▶ Data entries for graphics
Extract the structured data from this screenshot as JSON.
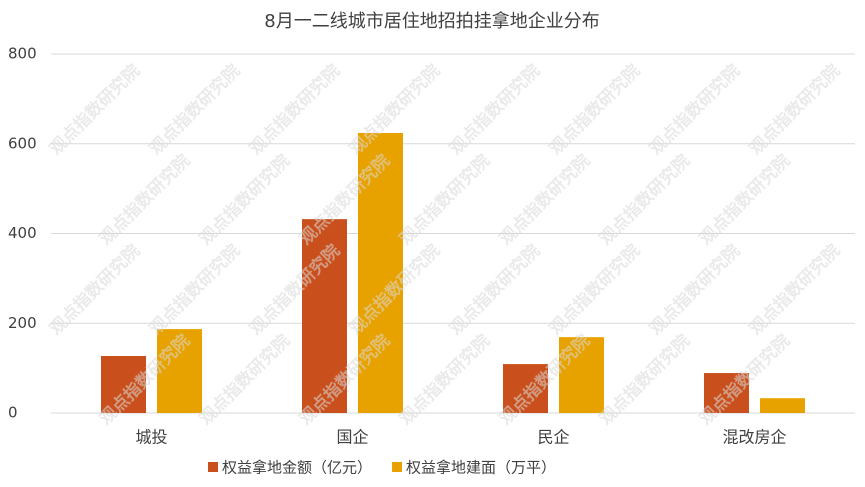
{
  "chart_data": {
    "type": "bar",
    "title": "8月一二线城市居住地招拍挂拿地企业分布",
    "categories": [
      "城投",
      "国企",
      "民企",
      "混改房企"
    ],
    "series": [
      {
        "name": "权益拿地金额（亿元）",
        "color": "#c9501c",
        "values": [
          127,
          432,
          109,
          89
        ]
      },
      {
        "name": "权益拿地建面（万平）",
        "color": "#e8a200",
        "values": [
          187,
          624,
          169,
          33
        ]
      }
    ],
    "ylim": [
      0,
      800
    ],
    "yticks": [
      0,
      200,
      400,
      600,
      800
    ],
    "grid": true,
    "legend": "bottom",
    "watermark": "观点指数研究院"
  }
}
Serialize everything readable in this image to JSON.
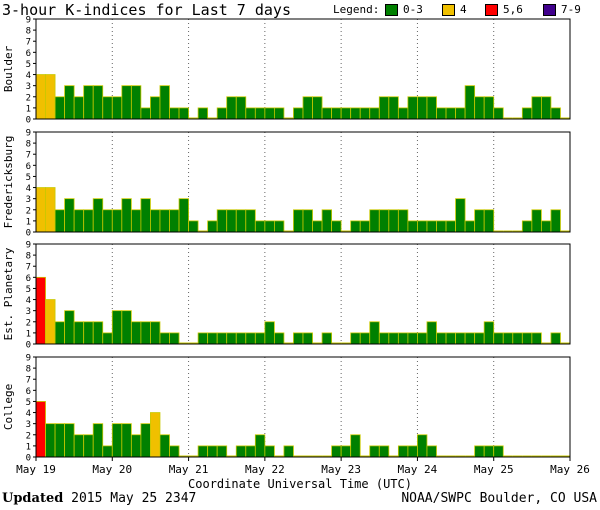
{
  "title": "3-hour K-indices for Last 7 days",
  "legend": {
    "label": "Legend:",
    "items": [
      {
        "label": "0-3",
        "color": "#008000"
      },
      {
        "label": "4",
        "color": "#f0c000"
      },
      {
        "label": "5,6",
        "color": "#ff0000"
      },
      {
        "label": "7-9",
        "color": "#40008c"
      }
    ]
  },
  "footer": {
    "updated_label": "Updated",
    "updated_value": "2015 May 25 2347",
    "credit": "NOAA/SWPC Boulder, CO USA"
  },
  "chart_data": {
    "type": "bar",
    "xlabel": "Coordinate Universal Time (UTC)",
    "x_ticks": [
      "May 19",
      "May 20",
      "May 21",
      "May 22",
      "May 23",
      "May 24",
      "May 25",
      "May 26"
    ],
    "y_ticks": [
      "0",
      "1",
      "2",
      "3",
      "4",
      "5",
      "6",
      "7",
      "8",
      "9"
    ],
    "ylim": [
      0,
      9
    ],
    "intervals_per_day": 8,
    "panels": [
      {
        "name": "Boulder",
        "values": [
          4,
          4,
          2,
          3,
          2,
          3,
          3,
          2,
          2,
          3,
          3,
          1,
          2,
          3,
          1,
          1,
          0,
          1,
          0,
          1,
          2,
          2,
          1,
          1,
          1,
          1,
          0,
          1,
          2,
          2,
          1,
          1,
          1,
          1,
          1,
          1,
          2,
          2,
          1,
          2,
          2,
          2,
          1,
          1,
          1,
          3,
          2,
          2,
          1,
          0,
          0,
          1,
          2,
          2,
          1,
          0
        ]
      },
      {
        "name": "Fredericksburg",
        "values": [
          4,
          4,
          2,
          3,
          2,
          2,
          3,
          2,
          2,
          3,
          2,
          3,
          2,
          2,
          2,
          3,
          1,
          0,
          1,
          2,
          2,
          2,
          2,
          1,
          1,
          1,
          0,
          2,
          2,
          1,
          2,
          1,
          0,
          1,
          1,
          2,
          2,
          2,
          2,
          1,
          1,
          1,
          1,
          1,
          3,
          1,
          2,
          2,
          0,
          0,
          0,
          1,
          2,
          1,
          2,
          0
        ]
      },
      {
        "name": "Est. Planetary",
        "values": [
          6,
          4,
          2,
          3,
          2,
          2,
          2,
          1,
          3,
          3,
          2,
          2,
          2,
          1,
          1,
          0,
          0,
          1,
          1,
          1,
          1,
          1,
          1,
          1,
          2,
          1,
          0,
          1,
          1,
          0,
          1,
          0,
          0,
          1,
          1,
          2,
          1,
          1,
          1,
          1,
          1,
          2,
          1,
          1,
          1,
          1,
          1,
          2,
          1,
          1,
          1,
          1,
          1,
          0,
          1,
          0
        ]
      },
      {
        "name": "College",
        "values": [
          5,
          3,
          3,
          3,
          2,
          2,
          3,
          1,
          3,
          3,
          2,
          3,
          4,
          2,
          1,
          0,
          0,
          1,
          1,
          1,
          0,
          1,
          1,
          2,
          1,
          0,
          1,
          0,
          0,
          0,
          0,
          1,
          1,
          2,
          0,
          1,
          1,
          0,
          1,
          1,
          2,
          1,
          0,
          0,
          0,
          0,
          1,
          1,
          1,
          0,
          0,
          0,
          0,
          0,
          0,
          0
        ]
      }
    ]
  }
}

▶ Required task
Drop the images and quote the entries word for word.

▶ Finished task
Extract the structured data from this screenshot as JSON.
{
  "chart_data": {
    "type": "bar",
    "title": "8月一二线城市居住地招拍挂拿地企业分布",
    "categories": [
      "城投",
      "国企",
      "民企",
      "混改房企"
    ],
    "series": [
      {
        "name": "权益拿地金额（亿元）",
        "color": "#c9501c",
        "values": [
          127,
          432,
          109,
          89
        ]
      },
      {
        "name": "权益拿地建面（万平）",
        "color": "#e8a200",
        "values": [
          187,
          624,
          169,
          33
        ]
      }
    ],
    "ylim": [
      0,
      800
    ],
    "yticks": [
      0,
      200,
      400,
      600,
      800
    ],
    "grid": true,
    "legend": "bottom",
    "watermark": "观点指数研究院"
  }
}
Serialize everything readable in this image to JSON.
{
  "title": "3-hour K-indices for Last 7 days",
  "legend": {
    "label": "Legend:",
    "items": [
      {
        "label": "0-3",
        "color": "#008000"
      },
      {
        "label": "4",
        "color": "#f0c000"
      },
      {
        "label": "5,6",
        "color": "#ff0000"
      },
      {
        "label": "7-9",
        "color": "#40008c"
      }
    ]
  },
  "footer": {
    "updated_label": "Updated",
    "updated_value": "2015 May 25 2347",
    "credit": "NOAA/SWPC Boulder, CO USA"
  },
  "chart_data": {
    "type": "bar",
    "xlabel": "Coordinate Universal Time (UTC)",
    "x_ticks": [
      "May 19",
      "May 20",
      "May 21",
      "May 22",
      "May 23",
      "May 24",
      "May 25",
      "May 26"
    ],
    "y_ticks": [
      "0",
      "1",
      "2",
      "3",
      "4",
      "5",
      "6",
      "7",
      "8",
      "9"
    ],
    "ylim": [
      0,
      9
    ],
    "intervals_per_day": 8,
    "panels": [
      {
        "name": "Boulder",
        "values": [
          4,
          4,
          2,
          3,
          2,
          3,
          3,
          2,
          2,
          3,
          3,
          1,
          2,
          3,
          1,
          1,
          0,
          1,
          0,
          1,
          2,
          2,
          1,
          1,
          1,
          1,
          0,
          1,
          2,
          2,
          1,
          1,
          1,
          1,
          1,
          1,
          2,
          2,
          1,
          2,
          2,
          2,
          1,
          1,
          1,
          3,
          2,
          2,
          1,
          0,
          0,
          1,
          2,
          2,
          1,
          0
        ]
      },
      {
        "name": "Fredericksburg",
        "values": [
          4,
          4,
          2,
          3,
          2,
          2,
          3,
          2,
          2,
          3,
          2,
          3,
          2,
          2,
          2,
          3,
          1,
          0,
          1,
          2,
          2,
          2,
          2,
          1,
          1,
          1,
          0,
          2,
          2,
          1,
          2,
          1,
          0,
          1,
          1,
          2,
          2,
          2,
          2,
          1,
          1,
          1,
          1,
          1,
          3,
          1,
          2,
          2,
          0,
          0,
          0,
          1,
          2,
          1,
          2,
          0
        ]
      },
      {
        "name": "Est. Planetary",
        "values": [
          6,
          4,
          2,
          3,
          2,
          2,
          2,
          1,
          3,
          3,
          2,
          2,
          2,
          1,
          1,
          0,
          0,
          1,
          1,
          1,
          1,
          1,
          1,
          1,
          2,
          1,
          0,
          1,
          1,
          0,
          1,
          0,
          0,
          1,
          1,
          2,
          1,
          1,
          1,
          1,
          1,
          2,
          1,
          1,
          1,
          1,
          1,
          2,
          1,
          1,
          1,
          1,
          1,
          0,
          1,
          0
        ]
      },
      {
        "name": "College",
        "values": [
          5,
          3,
          3,
          3,
          2,
          2,
          3,
          1,
          3,
          3,
          2,
          3,
          4,
          2,
          1,
          0,
          0,
          1,
          1,
          1,
          0,
          1,
          1,
          2,
          1,
          0,
          1,
          0,
          0,
          0,
          0,
          1,
          1,
          2,
          0,
          1,
          1,
          0,
          1,
          1,
          2,
          1,
          0,
          0,
          0,
          0,
          1,
          1,
          1,
          0,
          0,
          0,
          0,
          0,
          0,
          0
        ]
      }
    ]
  }
}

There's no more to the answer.